_Goal_. Could you print all the entries exactly?
Start of Data provided
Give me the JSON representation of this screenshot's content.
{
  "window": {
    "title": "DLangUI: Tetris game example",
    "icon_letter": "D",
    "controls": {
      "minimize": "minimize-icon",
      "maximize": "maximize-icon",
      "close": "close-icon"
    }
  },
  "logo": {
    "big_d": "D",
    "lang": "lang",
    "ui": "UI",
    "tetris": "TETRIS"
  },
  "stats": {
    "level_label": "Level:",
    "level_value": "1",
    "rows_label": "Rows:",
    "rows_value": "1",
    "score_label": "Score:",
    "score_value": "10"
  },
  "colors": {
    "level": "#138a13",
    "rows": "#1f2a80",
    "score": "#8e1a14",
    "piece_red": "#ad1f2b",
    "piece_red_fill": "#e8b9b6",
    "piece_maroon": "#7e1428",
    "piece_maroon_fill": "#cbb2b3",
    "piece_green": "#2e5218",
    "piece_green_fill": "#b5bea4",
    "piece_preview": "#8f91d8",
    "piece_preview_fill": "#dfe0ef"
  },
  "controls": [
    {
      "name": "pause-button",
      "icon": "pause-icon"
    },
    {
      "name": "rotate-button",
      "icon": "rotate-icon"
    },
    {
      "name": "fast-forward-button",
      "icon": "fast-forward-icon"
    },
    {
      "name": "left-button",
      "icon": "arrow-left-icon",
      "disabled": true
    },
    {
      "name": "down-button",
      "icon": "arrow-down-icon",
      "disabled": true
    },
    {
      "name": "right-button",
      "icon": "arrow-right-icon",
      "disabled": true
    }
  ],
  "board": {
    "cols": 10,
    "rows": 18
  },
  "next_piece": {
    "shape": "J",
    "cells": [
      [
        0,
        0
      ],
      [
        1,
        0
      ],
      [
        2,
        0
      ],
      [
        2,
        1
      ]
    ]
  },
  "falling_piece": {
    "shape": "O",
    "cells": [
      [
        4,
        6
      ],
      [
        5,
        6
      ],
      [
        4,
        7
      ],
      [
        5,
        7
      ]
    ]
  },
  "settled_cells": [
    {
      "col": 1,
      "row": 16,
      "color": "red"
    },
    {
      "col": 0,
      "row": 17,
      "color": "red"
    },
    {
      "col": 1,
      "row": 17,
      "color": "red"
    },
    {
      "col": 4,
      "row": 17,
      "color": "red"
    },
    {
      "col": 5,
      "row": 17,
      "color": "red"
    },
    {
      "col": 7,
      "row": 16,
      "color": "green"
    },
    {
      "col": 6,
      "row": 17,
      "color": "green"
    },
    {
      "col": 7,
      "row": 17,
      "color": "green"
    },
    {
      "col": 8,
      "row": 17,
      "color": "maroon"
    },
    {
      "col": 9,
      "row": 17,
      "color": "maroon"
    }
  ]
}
End of Data provided
_Solution for this exercise_.
Give me the JSON representation of this screenshot's content.
{
  "window": {
    "title": "DLangUI: Tetris game example",
    "icon_letter": "D",
    "controls": {
      "minimize": "minimize-icon",
      "maximize": "maximize-icon",
      "close": "close-icon"
    }
  },
  "logo": {
    "big_d": "D",
    "lang": "lang",
    "ui": "UI",
    "tetris": "TETRIS"
  },
  "stats": {
    "level_label": "Level:",
    "level_value": "1",
    "rows_label": "Rows:",
    "rows_value": "1",
    "score_label": "Score:",
    "score_value": "10"
  },
  "colors": {
    "level": "#138a13",
    "rows": "#1f2a80",
    "score": "#8e1a14",
    "piece_red": "#ad1f2b",
    "piece_red_fill": "#e8b9b6",
    "piece_maroon": "#7e1428",
    "piece_maroon_fill": "#cbb2b3",
    "piece_green": "#2e5218",
    "piece_green_fill": "#b5bea4",
    "piece_preview": "#8f91d8",
    "piece_preview_fill": "#dfe0ef"
  },
  "controls": [
    {
      "name": "pause-button",
      "icon": "pause-icon"
    },
    {
      "name": "rotate-button",
      "icon": "rotate-icon"
    },
    {
      "name": "fast-forward-button",
      "icon": "fast-forward-icon"
    },
    {
      "name": "left-button",
      "icon": "arrow-left-icon",
      "disabled": true
    },
    {
      "name": "down-button",
      "icon": "arrow-down-icon",
      "disabled": true
    },
    {
      "name": "right-button",
      "icon": "arrow-right-icon",
      "disabled": true
    }
  ],
  "board": {
    "cols": 10,
    "rows": 18
  },
  "next_piece": {
    "shape": "J",
    "cells": [
      [
        0,
        0
      ],
      [
        1,
        0
      ],
      [
        2,
        0
      ],
      [
        2,
        1
      ]
    ]
  },
  "falling_piece": {
    "shape": "O",
    "cells": [
      [
        4,
        6
      ],
      [
        5,
        6
      ],
      [
        4,
        7
      ],
      [
        5,
        7
      ]
    ]
  },
  "settled_cells": [
    {
      "col": 1,
      "row": 16,
      "color": "red"
    },
    {
      "col": 0,
      "row": 17,
      "color": "red"
    },
    {
      "col": 1,
      "row": 17,
      "color": "red"
    },
    {
      "col": 4,
      "row": 17,
      "color": "red"
    },
    {
      "col": 5,
      "row": 17,
      "color": "red"
    },
    {
      "col": 7,
      "row": 16,
      "color": "green"
    },
    {
      "col": 6,
      "row": 17,
      "color": "green"
    },
    {
      "col": 7,
      "row": 17,
      "color": "green"
    },
    {
      "col": 8,
      "row": 17,
      "color": "maroon"
    },
    {
      "col": 9,
      "row": 17,
      "color": "maroon"
    }
  ]
}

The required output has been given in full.